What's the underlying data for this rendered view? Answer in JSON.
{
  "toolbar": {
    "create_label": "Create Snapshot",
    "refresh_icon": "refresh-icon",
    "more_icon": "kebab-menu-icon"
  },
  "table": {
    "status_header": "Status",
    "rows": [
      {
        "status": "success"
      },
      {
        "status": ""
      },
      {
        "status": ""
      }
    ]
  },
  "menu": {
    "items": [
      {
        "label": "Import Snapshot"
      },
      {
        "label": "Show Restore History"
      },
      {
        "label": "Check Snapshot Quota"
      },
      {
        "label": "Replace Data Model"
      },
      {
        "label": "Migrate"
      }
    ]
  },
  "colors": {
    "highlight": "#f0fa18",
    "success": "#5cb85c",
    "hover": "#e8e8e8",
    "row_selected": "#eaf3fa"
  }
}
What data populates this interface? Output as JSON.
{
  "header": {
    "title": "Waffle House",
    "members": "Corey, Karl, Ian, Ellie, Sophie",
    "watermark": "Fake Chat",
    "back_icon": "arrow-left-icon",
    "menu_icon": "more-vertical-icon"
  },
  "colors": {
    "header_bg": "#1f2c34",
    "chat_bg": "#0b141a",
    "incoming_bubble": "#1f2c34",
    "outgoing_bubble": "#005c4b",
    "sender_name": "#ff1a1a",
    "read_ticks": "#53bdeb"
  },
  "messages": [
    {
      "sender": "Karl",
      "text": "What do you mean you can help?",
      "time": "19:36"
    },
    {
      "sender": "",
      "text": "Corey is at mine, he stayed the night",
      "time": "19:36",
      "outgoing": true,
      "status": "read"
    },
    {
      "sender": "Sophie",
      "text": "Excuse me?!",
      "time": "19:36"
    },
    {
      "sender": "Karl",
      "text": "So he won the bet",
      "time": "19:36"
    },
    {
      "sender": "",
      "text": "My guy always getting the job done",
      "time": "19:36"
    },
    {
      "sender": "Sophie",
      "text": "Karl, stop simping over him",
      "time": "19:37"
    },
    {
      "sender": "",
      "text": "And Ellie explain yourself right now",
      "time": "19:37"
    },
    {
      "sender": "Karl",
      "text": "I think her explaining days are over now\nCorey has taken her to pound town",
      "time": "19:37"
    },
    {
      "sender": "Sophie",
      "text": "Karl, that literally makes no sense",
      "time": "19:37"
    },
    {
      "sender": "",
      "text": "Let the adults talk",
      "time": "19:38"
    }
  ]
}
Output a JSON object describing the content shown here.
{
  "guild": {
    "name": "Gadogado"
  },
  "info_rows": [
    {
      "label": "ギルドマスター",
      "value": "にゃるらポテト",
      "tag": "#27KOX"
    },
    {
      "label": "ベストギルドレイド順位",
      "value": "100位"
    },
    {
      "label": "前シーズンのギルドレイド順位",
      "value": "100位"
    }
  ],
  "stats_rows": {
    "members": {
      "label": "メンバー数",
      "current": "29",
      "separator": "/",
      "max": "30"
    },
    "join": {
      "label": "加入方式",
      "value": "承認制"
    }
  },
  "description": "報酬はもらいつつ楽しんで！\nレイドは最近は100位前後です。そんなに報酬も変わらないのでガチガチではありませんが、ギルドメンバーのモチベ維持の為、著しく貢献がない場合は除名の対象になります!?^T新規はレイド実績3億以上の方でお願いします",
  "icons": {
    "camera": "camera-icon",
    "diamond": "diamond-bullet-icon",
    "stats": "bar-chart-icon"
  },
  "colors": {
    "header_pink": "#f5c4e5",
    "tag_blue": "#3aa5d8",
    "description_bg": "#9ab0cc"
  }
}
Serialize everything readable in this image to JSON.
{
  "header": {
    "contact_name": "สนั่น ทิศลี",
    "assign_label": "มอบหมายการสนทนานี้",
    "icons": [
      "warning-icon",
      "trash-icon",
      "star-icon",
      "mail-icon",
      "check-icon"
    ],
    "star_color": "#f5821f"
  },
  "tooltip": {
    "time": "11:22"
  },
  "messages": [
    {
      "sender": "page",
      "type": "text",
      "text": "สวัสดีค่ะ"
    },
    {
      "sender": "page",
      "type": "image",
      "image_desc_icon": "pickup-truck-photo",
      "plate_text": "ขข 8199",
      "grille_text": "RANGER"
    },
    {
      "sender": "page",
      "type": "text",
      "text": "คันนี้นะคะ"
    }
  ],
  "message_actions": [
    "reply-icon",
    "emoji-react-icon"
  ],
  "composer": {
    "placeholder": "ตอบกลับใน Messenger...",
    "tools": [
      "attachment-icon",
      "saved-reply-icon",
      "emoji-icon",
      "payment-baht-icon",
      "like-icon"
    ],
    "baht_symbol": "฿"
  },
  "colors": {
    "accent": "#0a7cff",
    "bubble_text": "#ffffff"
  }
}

####

Each line that contains the string "value" counts once; say how many there are and nothing else.

Output for this task: 4